WHAT IS EXPECTED -
Collect all the lines that mention the word "given".

RECORDS SUPPLIED -
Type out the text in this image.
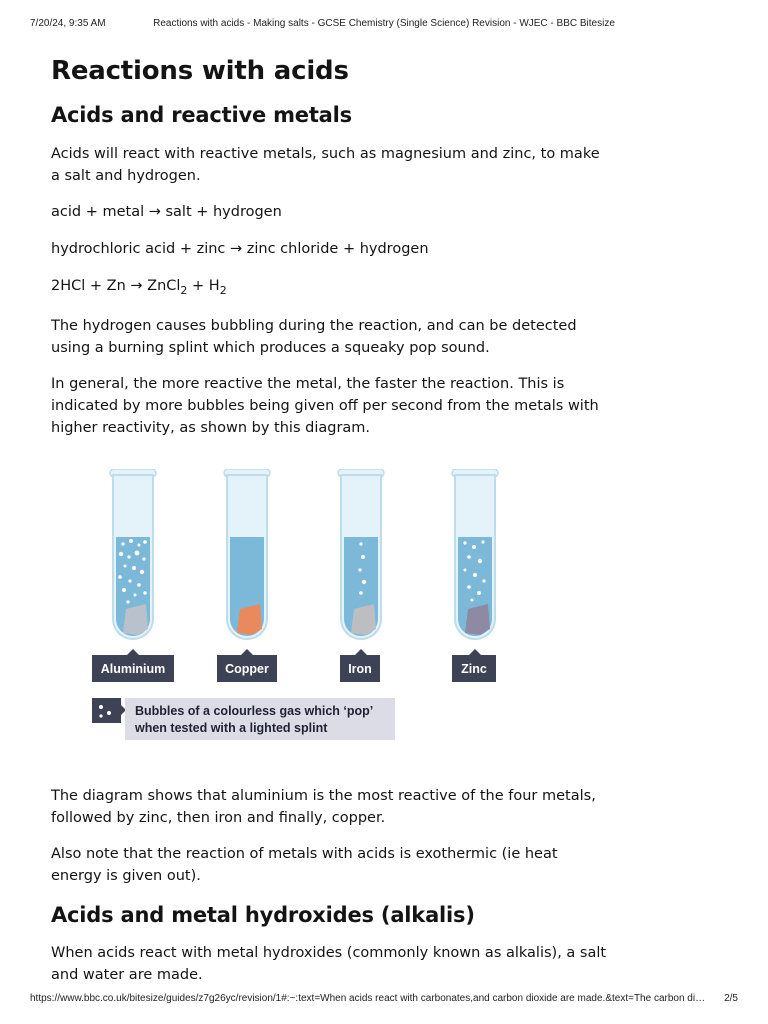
7/20/24, 9:35 AM	Reactions with acids - Making salts - GCSE Chemistry (Single Science) Revision - WJEC - BBC Bitesize
Reactions with acids
Acids and reactive metals

Acids will react with reactive metals, such as magnesium and zinc, to make a salt and hydrogen.

acid + metal → salt + hydrogen

hydrochloric acid + zinc → zinc chloride + hydrogen

2HCl + Zn → ZnCl$_2$ + $H_2$

The hydrogen causes bubbling during the reaction, and can be detected using a burning splint which produces a squeaky pop sound.

In general, the more reactive the metal, the faster the reaction. This is indicated by more bubbles being given off per second from the metals with higher reactivity, as shown by this diagram.

Aluminium	Copper	Iron	Zinc
Bubbles of a colourless gas which ‘pop’
when tested with a lighted splint

The diagram shows that aluminium is the most reactive of the four metals, followed by zinc, then iron and finally, copper.

Also note that the reaction of metals with acids is exothermic (ie heat energy is given out).

Acids and metal hydroxides (alkalis)

When acids react with metal hydroxides (commonly known as alkalis), a salt and water are made.

https://www.bbc.co.uk/bitesize/guides/z7g26yc/revision/1#:~:text=When acids react with carbonates,and carbon dioxide are made.&text=The carbon di…	2/5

FINAL ANSWER -
In general, the more reactive the metal, the faster the reaction. This is indicated by more bubbles being given off per second from the metals with higher reactivity, as shown by this diagram.
Also note that the reaction of metals with acids is exothermic (ie heat energy is given out).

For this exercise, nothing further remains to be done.